§ DATA ROWS
........

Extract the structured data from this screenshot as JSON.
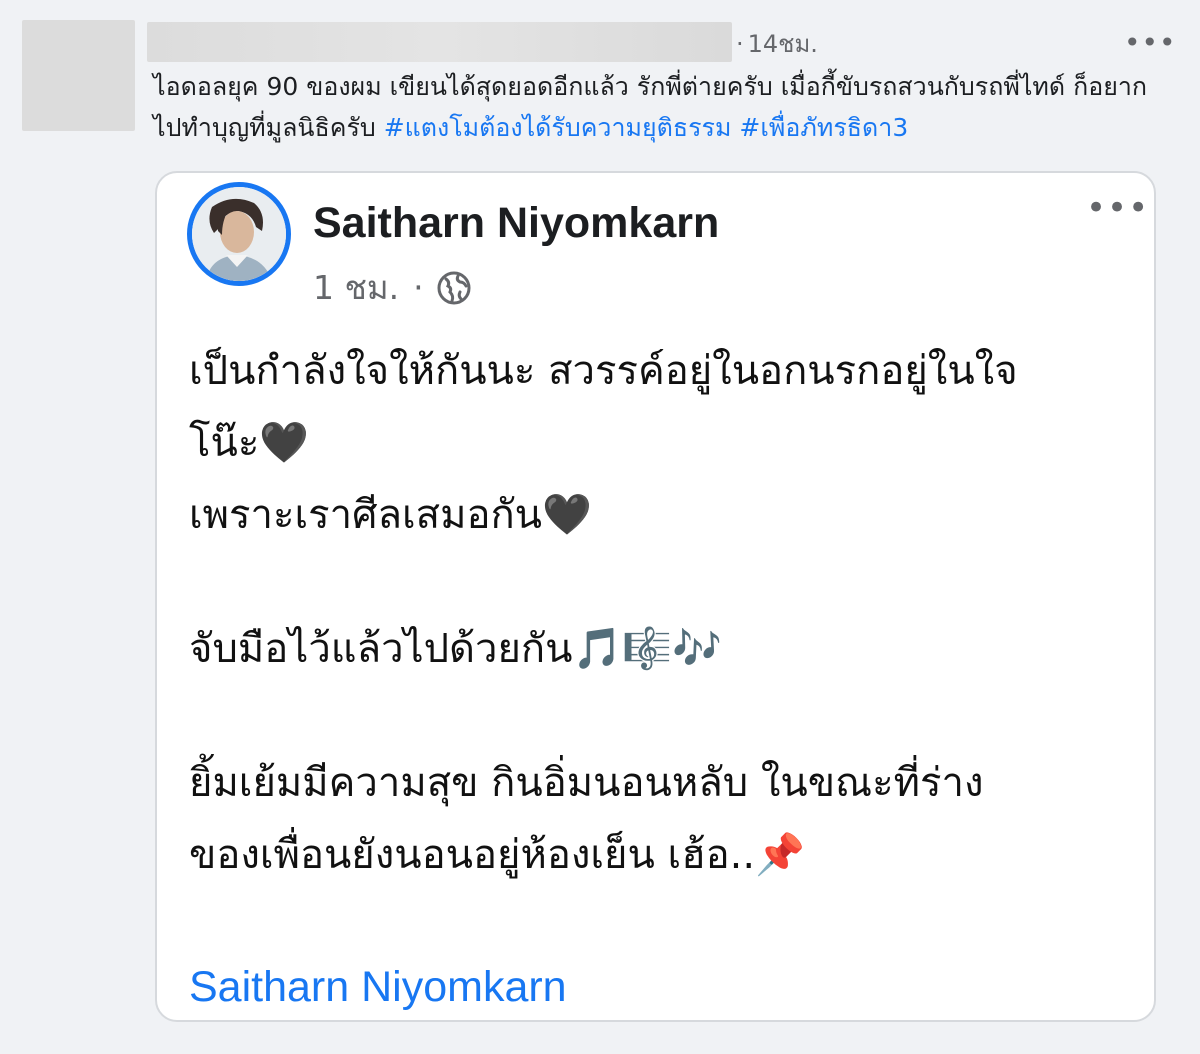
{
  "post": {
    "time": "14ชม.",
    "time_separator": "·",
    "more_label": "•••",
    "text_plain": "ไอดอลยุค 90 ของผม เขียนได้สุดยอดอีกแล้ว รักพี่ต่ายครับ เมื่อกี้ขับรถสวนกับรถพี่ไทด์ ก็อยากไปทำบุญที่มูลนิธิครับ ",
    "hashtags": [
      "#แตงโมต้องได้รับความยุติธรรม",
      "#เพื่อภัทรธิดา3"
    ]
  },
  "shared": {
    "author": "Saitharn Niyomkarn",
    "time": "1 ชม.",
    "time_separator": "·",
    "more_label": "•••",
    "privacy_icon": "globe-icon",
    "lines": [
      "เป็นกำลังใจให้กันนะ สวรรค์อยู่ในอกนรกอยู่ในใจ",
      "โน๊ะ🖤",
      "เพราะเราศีลเสมอกัน🖤",
      "จับมือไว้แล้วไปด้วยกัน🎵🎼🎶",
      "ยิ้มเย้มมีความสุข กินอิ่มนอนหลับ  ในขณะที่ร่าง",
      "ของเพื่อนยังนอนอยู่ห้องเย็น เฮ้อ..📌"
    ],
    "footer_link": "Saitharn Niyomkarn"
  },
  "colors": {
    "background": "#f0f2f5",
    "link_blue": "#1877f2",
    "muted_text": "#65676b"
  }
}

........

§ AIM OF THE TASK
Every record above should be written out again exactly; the pictures stay out of the copy.

§ SOLUTION
Extract the structured data from this screenshot as JSON.
{
  "post": {
    "time": "14ชม.",
    "time_separator": "·",
    "more_label": "•••",
    "text_plain": "ไอดอลยุค 90 ของผม เขียนได้สุดยอดอีกแล้ว รักพี่ต่ายครับ เมื่อกี้ขับรถสวนกับรถพี่ไทด์ ก็อยากไปทำบุญที่มูลนิธิครับ ",
    "hashtags": [
      "#แตงโมต้องได้รับความยุติธรรม",
      "#เพื่อภัทรธิดา3"
    ]
  },
  "shared": {
    "author": "Saitharn Niyomkarn",
    "time": "1 ชม.",
    "time_separator": "·",
    "more_label": "•••",
    "privacy_icon": "globe-icon",
    "lines": [
      "เป็นกำลังใจให้กันนะ สวรรค์อยู่ในอกนรกอยู่ในใจ",
      "โน๊ะ🖤",
      "เพราะเราศีลเสมอกัน🖤",
      "จับมือไว้แล้วไปด้วยกัน🎵🎼🎶",
      "ยิ้มเย้มมีความสุข กินอิ่มนอนหลับ  ในขณะที่ร่าง",
      "ของเพื่อนยังนอนอยู่ห้องเย็น เฮ้อ..📌"
    ],
    "footer_link": "Saitharn Niyomkarn"
  },
  "colors": {
    "background": "#f0f2f5",
    "link_blue": "#1877f2",
    "muted_text": "#65676b"
  }
}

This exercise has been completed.